Given problem: Repeat each record below exactly as given.

** begin Material for this exercise **

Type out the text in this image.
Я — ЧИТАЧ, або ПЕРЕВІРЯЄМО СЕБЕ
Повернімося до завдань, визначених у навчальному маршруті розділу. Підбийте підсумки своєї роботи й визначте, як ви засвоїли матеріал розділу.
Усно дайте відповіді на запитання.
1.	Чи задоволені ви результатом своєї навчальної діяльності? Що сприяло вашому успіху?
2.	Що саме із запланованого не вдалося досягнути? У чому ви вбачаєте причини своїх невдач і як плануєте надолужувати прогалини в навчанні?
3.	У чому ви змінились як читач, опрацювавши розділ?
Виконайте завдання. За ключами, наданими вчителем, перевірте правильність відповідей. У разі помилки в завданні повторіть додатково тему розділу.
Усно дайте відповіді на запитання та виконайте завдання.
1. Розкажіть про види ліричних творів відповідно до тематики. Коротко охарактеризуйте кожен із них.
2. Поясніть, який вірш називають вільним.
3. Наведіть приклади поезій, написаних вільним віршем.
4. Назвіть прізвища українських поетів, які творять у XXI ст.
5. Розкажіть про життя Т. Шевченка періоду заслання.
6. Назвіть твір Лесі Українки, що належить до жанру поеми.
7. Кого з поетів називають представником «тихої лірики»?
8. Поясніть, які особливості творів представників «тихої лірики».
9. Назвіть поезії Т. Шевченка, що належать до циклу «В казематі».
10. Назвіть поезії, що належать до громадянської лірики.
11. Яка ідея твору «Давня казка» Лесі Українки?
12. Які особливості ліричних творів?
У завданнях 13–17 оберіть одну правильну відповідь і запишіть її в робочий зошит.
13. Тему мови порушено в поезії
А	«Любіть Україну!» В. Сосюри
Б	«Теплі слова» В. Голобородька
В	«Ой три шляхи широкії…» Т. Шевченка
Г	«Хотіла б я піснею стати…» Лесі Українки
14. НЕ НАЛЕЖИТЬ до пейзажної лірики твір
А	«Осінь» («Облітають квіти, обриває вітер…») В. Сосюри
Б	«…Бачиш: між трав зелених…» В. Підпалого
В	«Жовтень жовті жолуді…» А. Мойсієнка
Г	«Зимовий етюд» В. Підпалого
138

** end Material for this exercise **

Solution to this exercise:
Type out the text in this image.
Я — ЧИТАЧ, або ПЕРЕВІРЯЄМО СЕБЕ
Повернімося до завдань, визначених у навчальному маршруті розділу. Підбийте підсумки своєї роботи й визначте, як ви засвоїли матеріал розділу.
Усно дайте відповіді на запитання.
1.	Чи задоволені ви результатом своєї навчальної діяльності? Що сприяло вашому успіху?
2.	Що саме із запланованого не вдалося досягнути? У чому ви вбачаєте причини своїх невдач і як плануєте надолужувати прогалини в навчанні?
3.	У чому ви змінились як читач, опрацювавши розділ?
Виконайте завдання. За ключами, наданими вчителем, перевірте правильність відповідей. У разі помилки в завданні повторіть додатково тему розділу.
Усно дайте відповіді на запитання та виконайте завдання.
1. Розкажіть про види ліричних творів відповідно до тематики. Коротко охарактеризуйте кожен із них.
2. Поясніть, який вірш називають вільним.
3. Наведіть приклади поезій, написаних вільним віршем.
4. Назвіть прізвища українських поетів, які творять у XXI ст.
5. Розкажіть про життя Т. Шевченка періоду заслання.
6. Назвіть твір Лесі Українки, що належить до жанру поеми.
7. Кого з поетів називають представником «тихої лірики»?
8. Поясніть, які особливості творів представників «тихої лірики».
9. Назвіть поезії Т. Шевченка, що належать до циклу «В казематі».
10. Назвіть поезії, що належать до громадянської лірики.
11. Яка ідея твору «Давня казка» Лесі Українки?
12. Які особливості ліричних творів?
У завданнях 13–17 оберіть одну правильну відповідь і запишіть її в робочий зошит.
13. Тему мови порушено в поезії
А	«Любіть Україну!» В. Сосюри
Б	«Теплі слова» В. Голобородька
В	«Ой три шляхи широкії…» Т. Шевченка
Г	«Хотіла б я піснею стати…» Лесі Українки
14. НЕ НАЛЕЖИТЬ до пейзажної лірики твір
А	«Осінь» («Облітають квіти, обриває вітер…») В. Сосюри
Б	«…Бачиш: між трав зелених…» В. Підпалого
В	«Жовтень жовті жолуді…» А. Мойсієнка
Г	«Зимовий етюд» В. Підпалого
138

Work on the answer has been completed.